Only the number is wanted: count the lines that contain "leader".

"""

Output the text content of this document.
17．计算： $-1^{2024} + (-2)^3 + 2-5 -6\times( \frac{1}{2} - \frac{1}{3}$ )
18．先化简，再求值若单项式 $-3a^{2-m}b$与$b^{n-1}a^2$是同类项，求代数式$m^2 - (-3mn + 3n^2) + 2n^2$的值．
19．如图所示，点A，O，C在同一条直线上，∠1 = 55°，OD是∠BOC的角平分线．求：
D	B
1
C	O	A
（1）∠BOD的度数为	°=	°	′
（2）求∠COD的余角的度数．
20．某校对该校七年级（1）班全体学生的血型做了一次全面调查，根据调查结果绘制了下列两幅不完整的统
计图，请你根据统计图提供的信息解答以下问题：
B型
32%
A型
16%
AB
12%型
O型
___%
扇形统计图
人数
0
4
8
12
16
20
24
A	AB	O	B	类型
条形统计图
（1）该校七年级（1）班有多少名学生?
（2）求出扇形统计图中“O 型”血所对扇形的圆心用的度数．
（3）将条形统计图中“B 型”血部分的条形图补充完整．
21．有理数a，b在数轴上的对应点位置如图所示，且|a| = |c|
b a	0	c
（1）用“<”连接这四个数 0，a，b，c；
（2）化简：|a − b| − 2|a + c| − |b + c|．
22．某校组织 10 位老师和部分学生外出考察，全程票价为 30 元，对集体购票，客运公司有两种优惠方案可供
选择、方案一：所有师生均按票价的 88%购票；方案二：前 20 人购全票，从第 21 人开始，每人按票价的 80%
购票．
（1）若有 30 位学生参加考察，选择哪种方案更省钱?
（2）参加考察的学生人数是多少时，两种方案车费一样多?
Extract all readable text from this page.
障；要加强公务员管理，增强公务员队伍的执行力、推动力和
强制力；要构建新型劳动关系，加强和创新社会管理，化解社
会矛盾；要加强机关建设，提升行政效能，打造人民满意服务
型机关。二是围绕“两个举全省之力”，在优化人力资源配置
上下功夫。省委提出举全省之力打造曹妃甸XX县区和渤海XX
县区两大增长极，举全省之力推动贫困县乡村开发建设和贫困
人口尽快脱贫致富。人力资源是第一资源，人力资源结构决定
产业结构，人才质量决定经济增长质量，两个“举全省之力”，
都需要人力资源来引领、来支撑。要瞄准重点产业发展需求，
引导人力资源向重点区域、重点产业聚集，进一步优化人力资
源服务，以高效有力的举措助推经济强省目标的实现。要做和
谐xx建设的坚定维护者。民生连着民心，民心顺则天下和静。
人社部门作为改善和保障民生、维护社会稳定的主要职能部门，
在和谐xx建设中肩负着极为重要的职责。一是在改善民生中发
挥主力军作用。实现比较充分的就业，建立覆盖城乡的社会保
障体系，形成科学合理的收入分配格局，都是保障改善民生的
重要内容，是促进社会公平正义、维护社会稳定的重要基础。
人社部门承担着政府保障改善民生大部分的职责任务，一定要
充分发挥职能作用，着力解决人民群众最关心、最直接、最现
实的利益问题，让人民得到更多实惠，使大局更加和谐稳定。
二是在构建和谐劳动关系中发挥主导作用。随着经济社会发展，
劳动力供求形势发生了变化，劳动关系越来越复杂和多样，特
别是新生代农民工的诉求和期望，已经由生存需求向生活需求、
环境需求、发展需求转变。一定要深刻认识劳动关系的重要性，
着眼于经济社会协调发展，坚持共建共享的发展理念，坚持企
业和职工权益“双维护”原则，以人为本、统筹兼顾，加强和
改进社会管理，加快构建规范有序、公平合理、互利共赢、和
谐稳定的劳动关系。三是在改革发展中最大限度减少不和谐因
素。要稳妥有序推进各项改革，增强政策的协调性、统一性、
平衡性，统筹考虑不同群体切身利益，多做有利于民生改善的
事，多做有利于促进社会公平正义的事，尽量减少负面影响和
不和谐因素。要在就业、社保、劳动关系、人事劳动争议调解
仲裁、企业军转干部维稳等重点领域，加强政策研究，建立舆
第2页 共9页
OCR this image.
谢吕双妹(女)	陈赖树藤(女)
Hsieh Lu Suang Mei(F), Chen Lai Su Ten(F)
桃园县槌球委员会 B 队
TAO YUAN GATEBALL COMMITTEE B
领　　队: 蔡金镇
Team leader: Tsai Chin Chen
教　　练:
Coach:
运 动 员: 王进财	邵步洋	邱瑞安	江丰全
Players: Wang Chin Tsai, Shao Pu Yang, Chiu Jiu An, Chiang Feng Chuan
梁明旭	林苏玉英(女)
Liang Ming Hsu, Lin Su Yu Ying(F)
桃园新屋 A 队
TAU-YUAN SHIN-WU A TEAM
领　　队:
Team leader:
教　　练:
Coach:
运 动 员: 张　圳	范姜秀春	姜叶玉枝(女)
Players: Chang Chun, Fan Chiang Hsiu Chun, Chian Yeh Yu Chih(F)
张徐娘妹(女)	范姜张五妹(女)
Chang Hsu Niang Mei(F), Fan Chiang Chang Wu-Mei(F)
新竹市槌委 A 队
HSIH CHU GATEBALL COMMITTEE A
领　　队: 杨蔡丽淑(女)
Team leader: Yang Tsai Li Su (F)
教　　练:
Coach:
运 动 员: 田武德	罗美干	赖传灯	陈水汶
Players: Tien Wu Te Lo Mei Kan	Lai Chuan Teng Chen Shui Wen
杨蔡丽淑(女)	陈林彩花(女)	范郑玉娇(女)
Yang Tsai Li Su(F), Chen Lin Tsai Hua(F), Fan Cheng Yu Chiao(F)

"""

> [Full solution] 3